** Start Data **
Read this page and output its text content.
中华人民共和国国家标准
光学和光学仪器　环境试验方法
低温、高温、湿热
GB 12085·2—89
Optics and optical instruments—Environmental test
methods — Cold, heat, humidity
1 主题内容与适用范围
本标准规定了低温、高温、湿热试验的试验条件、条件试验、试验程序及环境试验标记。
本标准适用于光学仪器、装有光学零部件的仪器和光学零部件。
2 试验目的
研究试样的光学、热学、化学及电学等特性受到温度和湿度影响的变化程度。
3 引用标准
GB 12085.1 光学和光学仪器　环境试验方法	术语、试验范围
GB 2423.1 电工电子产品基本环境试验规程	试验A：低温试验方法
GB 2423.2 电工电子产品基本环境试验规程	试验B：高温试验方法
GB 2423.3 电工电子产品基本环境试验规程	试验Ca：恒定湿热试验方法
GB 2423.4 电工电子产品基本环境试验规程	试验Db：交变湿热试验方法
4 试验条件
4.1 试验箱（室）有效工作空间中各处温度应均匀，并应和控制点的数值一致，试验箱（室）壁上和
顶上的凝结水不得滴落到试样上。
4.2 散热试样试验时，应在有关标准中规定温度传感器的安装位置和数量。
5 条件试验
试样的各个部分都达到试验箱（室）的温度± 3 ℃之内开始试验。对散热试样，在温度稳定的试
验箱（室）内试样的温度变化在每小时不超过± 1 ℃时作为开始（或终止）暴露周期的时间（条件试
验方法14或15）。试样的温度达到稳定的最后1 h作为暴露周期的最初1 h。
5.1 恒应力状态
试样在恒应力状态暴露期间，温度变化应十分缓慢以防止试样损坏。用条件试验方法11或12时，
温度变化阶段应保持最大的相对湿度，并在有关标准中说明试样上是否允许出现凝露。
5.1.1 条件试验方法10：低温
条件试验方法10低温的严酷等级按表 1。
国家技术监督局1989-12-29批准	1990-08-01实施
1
** End Data **
▶ [Written task] Your task is to repeat every entry exactly.

▶ [The result]
Read this page and output its text content.
中华人民共和国国家标准
光学和光学仪器　环境试验方法
低温、高温、湿热
GB 12085·2—89
Optics and optical instruments—Environmental test
methods — Cold, heat, humidity
1 主题内容与适用范围
本标准规定了低温、高温、湿热试验的试验条件、条件试验、试验程序及环境试验标记。
本标准适用于光学仪器、装有光学零部件的仪器和光学零部件。
2 试验目的
研究试样的光学、热学、化学及电学等特性受到温度和湿度影响的变化程度。
3 引用标准
GB 12085.1 光学和光学仪器　环境试验方法	术语、试验范围
GB 2423.1 电工电子产品基本环境试验规程	试验A：低温试验方法
GB 2423.2 电工电子产品基本环境试验规程	试验B：高温试验方法
GB 2423.3 电工电子产品基本环境试验规程	试验Ca：恒定湿热试验方法
GB 2423.4 电工电子产品基本环境试验规程	试验Db：交变湿热试验方法
4 试验条件
4.1 试验箱（室）有效工作空间中各处温度应均匀，并应和控制点的数值一致，试验箱（室）壁上和
顶上的凝结水不得滴落到试样上。
4.2 散热试样试验时，应在有关标准中规定温度传感器的安装位置和数量。
5 条件试验
试样的各个部分都达到试验箱（室）的温度± 3 ℃之内开始试验。对散热试样，在温度稳定的试
验箱（室）内试样的温度变化在每小时不超过± 1 ℃时作为开始（或终止）暴露周期的时间（条件试
验方法14或15）。试样的温度达到稳定的最后1 h作为暴露周期的最初1 h。
5.1 恒应力状态
试样在恒应力状态暴露期间，温度变化应十分缓慢以防止试样损坏。用条件试验方法11或12时，
温度变化阶段应保持最大的相对湿度，并在有关标准中说明试样上是否允许出现凝露。
5.1.1 条件试验方法10：低温
条件试验方法10低温的严酷等级按表 1。
国家技术监督局1989-12-29批准	1990-08-01实施
1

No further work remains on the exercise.